:: Required actions ::
a: Condense the paragraph beginning "In addition to spending months" from the passage on court appearances and lost wages, keeping its main facts.
b: Reproduce the passage on court appearances and lost wages between the words "In addition to" and "by being here.", inclusive.
=== Source ===
In addition to spending months dealing with their cases, multiple court appearances translated to lost wages. Defendants sometimes showed up to court expecting that their hearing would be over within an hour or two, after which point they could return to work. Stuck in court all day and missing scheduled work shifts, these defendants quickly learned just how long the process could take. Isiah, a 41-year-old Black man in Texas, shared his experience:
I wanted him to be in there. I don’t want this case to be reset because I don’t have time and stuff right now. They’re causing problems in my life because I work and right now we’re only getting 40 hours a week on our job. And by me coming here, I’m missing out on money by being here.
Fortunately, Isiah’s employer was understanding and able to accommodate him. Nevertheless, he missed out on a full day’s earnings because his job paid hourly wages and offered no paid time off:
Actually, I thought the process was gonna be a little quicker than this because after I left here I was gonna go back to work for the day. But as you can see, I’m still sitting here. They have a trial going on right now so I might be here on up until tonight.
=== Data extract ===
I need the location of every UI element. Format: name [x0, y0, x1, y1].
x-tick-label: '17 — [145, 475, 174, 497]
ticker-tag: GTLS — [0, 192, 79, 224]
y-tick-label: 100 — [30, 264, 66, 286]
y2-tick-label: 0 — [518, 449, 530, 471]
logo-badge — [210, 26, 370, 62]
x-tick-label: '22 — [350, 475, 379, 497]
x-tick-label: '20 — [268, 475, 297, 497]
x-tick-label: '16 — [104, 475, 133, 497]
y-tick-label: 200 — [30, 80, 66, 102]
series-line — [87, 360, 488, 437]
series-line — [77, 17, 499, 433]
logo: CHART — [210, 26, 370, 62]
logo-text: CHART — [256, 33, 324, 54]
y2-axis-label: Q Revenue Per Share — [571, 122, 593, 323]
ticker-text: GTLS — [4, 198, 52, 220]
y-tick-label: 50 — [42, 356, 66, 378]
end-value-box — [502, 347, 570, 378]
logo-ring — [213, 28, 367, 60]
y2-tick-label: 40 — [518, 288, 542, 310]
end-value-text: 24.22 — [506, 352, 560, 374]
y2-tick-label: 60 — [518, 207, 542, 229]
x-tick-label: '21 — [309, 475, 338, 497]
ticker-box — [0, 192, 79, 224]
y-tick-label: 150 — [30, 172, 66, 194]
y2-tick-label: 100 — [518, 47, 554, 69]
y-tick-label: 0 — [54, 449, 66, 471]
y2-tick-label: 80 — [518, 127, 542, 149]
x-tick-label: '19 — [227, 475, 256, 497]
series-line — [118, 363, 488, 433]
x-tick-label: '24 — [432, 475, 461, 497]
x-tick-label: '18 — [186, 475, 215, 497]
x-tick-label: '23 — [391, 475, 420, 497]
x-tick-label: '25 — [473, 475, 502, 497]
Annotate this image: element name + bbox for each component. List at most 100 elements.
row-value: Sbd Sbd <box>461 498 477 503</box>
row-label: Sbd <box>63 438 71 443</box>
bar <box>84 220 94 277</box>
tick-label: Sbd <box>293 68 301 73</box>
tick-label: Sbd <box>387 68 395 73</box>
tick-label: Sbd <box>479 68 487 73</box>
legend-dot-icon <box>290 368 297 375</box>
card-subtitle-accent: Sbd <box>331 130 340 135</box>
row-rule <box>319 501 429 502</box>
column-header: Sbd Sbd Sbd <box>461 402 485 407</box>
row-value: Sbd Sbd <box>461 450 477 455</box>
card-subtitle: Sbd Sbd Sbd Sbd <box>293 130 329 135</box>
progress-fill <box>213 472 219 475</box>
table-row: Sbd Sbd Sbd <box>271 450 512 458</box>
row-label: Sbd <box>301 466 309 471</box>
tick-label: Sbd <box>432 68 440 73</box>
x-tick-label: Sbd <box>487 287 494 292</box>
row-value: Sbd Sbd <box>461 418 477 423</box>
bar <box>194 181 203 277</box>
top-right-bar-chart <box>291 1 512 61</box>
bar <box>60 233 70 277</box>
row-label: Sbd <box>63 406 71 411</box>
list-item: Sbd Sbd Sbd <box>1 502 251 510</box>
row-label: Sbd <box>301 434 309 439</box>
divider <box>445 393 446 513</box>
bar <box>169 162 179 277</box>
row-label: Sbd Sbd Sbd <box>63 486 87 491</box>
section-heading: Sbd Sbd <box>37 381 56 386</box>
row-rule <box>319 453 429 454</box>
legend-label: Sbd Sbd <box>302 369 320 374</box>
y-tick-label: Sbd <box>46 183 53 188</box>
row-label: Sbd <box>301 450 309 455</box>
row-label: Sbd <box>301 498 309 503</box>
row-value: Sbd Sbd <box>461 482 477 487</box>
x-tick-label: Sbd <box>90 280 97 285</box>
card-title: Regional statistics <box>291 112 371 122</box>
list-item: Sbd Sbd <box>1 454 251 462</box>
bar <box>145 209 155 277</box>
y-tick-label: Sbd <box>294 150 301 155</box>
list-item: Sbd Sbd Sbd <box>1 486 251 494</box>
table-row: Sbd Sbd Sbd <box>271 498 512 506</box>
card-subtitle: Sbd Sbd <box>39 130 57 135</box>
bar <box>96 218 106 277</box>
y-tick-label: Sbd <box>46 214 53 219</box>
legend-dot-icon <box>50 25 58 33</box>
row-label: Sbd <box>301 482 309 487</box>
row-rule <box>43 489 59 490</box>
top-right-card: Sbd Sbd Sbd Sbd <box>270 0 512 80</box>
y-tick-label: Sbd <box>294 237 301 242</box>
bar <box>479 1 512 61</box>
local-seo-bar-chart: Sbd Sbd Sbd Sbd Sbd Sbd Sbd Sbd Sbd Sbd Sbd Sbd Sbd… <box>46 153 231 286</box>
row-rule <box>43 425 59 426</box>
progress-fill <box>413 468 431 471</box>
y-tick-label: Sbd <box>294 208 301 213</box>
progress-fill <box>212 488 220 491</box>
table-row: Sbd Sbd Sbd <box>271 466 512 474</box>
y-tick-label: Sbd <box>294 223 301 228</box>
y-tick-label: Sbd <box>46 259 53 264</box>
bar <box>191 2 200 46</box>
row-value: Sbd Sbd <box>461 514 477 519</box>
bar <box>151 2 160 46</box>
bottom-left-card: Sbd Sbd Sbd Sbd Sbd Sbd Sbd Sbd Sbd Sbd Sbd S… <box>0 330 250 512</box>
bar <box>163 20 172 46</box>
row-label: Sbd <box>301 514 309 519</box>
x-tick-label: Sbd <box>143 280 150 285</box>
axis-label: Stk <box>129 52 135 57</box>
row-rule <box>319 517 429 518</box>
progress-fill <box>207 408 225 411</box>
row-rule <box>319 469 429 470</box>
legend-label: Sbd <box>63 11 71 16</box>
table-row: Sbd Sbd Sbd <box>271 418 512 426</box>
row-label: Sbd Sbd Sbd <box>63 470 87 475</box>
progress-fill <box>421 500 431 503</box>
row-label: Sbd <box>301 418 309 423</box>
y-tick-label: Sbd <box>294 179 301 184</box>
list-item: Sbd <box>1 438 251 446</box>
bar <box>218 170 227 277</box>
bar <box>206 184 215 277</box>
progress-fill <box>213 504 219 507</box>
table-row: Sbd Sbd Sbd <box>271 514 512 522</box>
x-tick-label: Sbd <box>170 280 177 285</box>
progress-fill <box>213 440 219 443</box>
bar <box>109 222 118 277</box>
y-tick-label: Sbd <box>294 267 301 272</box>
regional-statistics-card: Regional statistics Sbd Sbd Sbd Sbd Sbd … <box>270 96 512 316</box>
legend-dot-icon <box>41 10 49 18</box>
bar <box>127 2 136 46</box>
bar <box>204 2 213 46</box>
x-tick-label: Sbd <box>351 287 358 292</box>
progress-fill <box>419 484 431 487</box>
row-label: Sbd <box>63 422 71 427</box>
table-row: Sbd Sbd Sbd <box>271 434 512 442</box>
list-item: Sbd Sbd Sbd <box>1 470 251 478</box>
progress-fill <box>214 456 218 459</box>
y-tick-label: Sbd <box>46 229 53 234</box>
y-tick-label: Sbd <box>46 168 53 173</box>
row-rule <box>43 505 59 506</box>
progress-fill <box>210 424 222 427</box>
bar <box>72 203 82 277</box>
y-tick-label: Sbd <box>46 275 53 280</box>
===
:: Per-task answers ::
a: Beyond the months spent on their cases, repeated court appearances cost defendants wages. Some arrived expecting to finish within an hour or two and return to work. Instead they sat in court all day, missed scheduled shifts, and discovered how long the process could take. Isiah, a 41-year-old Black man in Texas, described his experience.

b:
In addition to spending months dealing with their cases, multiple court appearances translated to lost wages. Defendants sometimes showed up to court expecting that their hearing would be over within an hour or two, after which point they could return to work. Stuck in court all day and missing scheduled work shifts, these defendants quickly learned just how long the process could take. Isiah, a 41-year-old Black man in Texas, shared his experience:
I wanted him to be in there. I don’t want this case to be reset because I don’t have time and stuff right now. They’re causing problems in my life because I work and right now we’re only getting 40 hours a week on our job. And by me coming here, I’m missing out on money by being here.